**Do this**
Please write out the material that follows, exactly as it stands.

<<<<

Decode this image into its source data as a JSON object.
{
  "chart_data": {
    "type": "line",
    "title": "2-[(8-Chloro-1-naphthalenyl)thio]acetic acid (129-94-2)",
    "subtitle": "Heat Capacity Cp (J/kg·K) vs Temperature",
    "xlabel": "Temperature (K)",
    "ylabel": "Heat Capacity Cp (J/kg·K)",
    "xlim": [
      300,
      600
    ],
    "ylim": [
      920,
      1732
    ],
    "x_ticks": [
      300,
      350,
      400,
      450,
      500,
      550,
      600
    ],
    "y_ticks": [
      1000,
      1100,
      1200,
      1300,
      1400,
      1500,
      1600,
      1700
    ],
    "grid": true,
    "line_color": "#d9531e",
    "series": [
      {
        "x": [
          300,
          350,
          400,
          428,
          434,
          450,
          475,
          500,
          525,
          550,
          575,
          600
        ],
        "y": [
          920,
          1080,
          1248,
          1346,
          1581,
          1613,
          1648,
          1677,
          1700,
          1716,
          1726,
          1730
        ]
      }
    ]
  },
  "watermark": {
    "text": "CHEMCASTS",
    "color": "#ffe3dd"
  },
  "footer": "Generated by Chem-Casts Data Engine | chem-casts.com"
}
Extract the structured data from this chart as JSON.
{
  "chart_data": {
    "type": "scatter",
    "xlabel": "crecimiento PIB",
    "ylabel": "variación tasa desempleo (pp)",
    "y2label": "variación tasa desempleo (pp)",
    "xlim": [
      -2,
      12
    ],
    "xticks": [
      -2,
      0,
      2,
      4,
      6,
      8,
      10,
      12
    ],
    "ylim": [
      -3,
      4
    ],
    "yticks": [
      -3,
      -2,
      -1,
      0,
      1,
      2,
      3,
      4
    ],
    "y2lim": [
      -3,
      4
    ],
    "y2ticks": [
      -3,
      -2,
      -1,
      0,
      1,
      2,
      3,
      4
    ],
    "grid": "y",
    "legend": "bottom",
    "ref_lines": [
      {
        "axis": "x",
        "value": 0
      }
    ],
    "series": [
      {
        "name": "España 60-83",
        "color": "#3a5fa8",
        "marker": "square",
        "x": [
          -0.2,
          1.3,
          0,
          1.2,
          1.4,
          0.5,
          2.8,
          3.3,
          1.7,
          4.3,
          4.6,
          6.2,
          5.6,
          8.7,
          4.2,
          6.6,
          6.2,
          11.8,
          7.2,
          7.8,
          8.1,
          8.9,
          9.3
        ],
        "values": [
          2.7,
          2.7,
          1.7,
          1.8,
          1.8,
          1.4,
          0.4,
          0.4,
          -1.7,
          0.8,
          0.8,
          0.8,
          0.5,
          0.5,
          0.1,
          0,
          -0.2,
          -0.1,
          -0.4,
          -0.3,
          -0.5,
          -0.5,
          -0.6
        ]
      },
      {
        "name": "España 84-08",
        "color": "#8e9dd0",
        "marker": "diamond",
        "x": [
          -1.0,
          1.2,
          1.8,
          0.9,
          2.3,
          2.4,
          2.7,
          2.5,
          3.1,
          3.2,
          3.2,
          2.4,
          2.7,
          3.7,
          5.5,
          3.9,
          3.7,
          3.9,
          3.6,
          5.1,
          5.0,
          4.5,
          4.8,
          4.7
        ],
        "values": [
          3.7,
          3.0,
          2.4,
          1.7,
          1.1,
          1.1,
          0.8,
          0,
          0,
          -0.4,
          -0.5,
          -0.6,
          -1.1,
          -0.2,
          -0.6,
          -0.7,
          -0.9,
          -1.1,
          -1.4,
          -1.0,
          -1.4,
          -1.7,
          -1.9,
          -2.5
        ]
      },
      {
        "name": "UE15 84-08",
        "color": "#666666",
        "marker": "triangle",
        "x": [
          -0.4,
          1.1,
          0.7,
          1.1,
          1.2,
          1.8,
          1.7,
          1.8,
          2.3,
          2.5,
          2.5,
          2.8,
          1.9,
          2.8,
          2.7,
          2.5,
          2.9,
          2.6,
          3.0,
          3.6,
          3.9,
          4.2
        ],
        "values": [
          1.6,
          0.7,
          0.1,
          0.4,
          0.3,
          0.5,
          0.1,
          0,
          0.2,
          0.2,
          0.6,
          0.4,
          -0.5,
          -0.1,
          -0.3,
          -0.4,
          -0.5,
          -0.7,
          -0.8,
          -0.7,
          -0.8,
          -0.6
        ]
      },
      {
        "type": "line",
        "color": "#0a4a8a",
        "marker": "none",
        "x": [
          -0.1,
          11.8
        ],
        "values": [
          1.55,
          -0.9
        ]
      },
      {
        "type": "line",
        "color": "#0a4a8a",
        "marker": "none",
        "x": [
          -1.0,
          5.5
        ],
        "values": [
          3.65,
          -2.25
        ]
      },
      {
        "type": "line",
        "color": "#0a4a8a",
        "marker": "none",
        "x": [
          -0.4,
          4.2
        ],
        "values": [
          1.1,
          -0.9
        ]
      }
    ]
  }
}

>>>>

**Reply**
Decode this image into its source data as a JSON object.
{
  "chart_data": {
    "type": "line",
    "title": "2-[(8-Chloro-1-naphthalenyl)thio]acetic acid (129-94-2)",
    "subtitle": "Heat Capacity Cp (J/kg·K) vs Temperature",
    "xlabel": "Temperature (K)",
    "ylabel": "Heat Capacity Cp (J/kg·K)",
    "xlim": [
      300,
      600
    ],
    "ylim": [
      920,
      1732
    ],
    "x_ticks": [
      300,
      350,
      400,
      450,
      500,
      550,
      600
    ],
    "y_ticks": [
      1000,
      1100,
      1200,
      1300,
      1400,
      1500,
      1600,
      1700
    ],
    "grid": true,
    "line_color": "#d9531e",
    "series": [
      {
        "x": [
          300,
          350,
          400,
          428,
          434,
          450,
          475,
          500,
          525,
          550,
          575,
          600
        ],
        "y": [
          920,
          1080,
          1248,
          1346,
          1581,
          1613,
          1648,
          1677,
          1700,
          1716,
          1726,
          1730
        ]
      }
    ]
  },
  "watermark": {
    "text": "CHEMCASTS",
    "color": "#ffe3dd"
  },
  "footer": "Generated by Chem-Casts Data Engine | chem-casts.com"
}
Extract the structured data from this chart as JSON.
{
  "chart_data": {
    "type": "scatter",
    "xlabel": "crecimiento PIB",
    "ylabel": "variación tasa desempleo (pp)",
    "y2label": "variación tasa desempleo (pp)",
    "xlim": [
      -2,
      12
    ],
    "xticks": [
      -2,
      0,
      2,
      4,
      6,
      8,
      10,
      12
    ],
    "ylim": [
      -3,
      4
    ],
    "yticks": [
      -3,
      -2,
      -1,
      0,
      1,
      2,
      3,
      4
    ],
    "y2lim": [
      -3,
      4
    ],
    "y2ticks": [
      -3,
      -2,
      -1,
      0,
      1,
      2,
      3,
      4
    ],
    "grid": "y",
    "legend": "bottom",
    "ref_lines": [
      {
        "axis": "x",
        "value": 0
      }
    ],
    "series": [
      {
        "name": "España 60-83",
        "color": "#3a5fa8",
        "marker": "square",
        "x": [
          -0.2,
          1.3,
          0,
          1.2,
          1.4,
          0.5,
          2.8,
          3.3,
          1.7,
          4.3,
          4.6,
          6.2,
          5.6,
          8.7,
          4.2,
          6.6,
          6.2,
          11.8,
          7.2,
          7.8,
          8.1,
          8.9,
          9.3
        ],
        "values": [
          2.7,
          2.7,
          1.7,
          1.8,
          1.8,
          1.4,
          0.4,
          0.4,
          -1.7,
          0.8,
          0.8,
          0.8,
          0.5,
          0.5,
          0.1,
          0,
          -0.2,
          -0.1,
          -0.4,
          -0.3,
          -0.5,
          -0.5,
          -0.6
        ]
      },
      {
        "name": "España 84-08",
        "color": "#8e9dd0",
        "marker": "diamond",
        "x": [
          -1.0,
          1.2,
          1.8,
          0.9,
          2.3,
          2.4,
          2.7,
          2.5,
          3.1,
          3.2,
          3.2,
          2.4,
          2.7,
          3.7,
          5.5,
          3.9,
          3.7,
          3.9,
          3.6,
          5.1,
          5.0,
          4.5,
          4.8,
          4.7
        ],
        "values": [
          3.7,
          3.0,
          2.4,
          1.7,
          1.1,
          1.1,
          0.8,
          0,
          0,
          -0.4,
          -0.5,
          -0.6,
          -1.1,
          -0.2,
          -0.6,
          -0.7,
          -0.9,
          -1.1,
          -1.4,
          -1.0,
          -1.4,
          -1.7,
          -1.9,
          -2.5
        ]
      },
      {
        "name": "UE15 84-08",
        "color": "#666666",
        "marker": "triangle",
        "x": [
          -0.4,
          1.1,
          0.7,
          1.1,
          1.2,
          1.8,
          1.7,
          1.8,
          2.3,
          2.5,
          2.5,
          2.8,
          1.9,
          2.8,
          2.7,
          2.5,
          2.9,
          2.6,
          3.0,
          3.6,
          3.9,
          4.2
        ],
        "values": [
          1.6,
          0.7,
          0.1,
          0.4,
          0.3,
          0.5,
          0.1,
          0,
          0.2,
          0.2,
          0.6,
          0.4,
          -0.5,
          -0.1,
          -0.3,
          -0.4,
          -0.5,
          -0.7,
          -0.8,
          -0.7,
          -0.8,
          -0.6
        ]
      },
      {
        "type": "line",
        "color": "#0a4a8a",
        "marker": "none",
        "x": [
          -0.1,
          11.8
        ],
        "values": [
          1.55,
          -0.9
        ]
      },
      {
        "type": "line",
        "color": "#0a4a8a",
        "marker": "none",
        "x": [
          -1.0,
          5.5
        ],
        "values": [
          3.65,
          -2.25
        ]
      },
      {
        "type": "line",
        "color": "#0a4a8a",
        "marker": "none",
        "x": [
          -0.4,
          4.2
        ],
        "values": [
          1.1,
          -0.9
        ]
      }
    ]
  }
}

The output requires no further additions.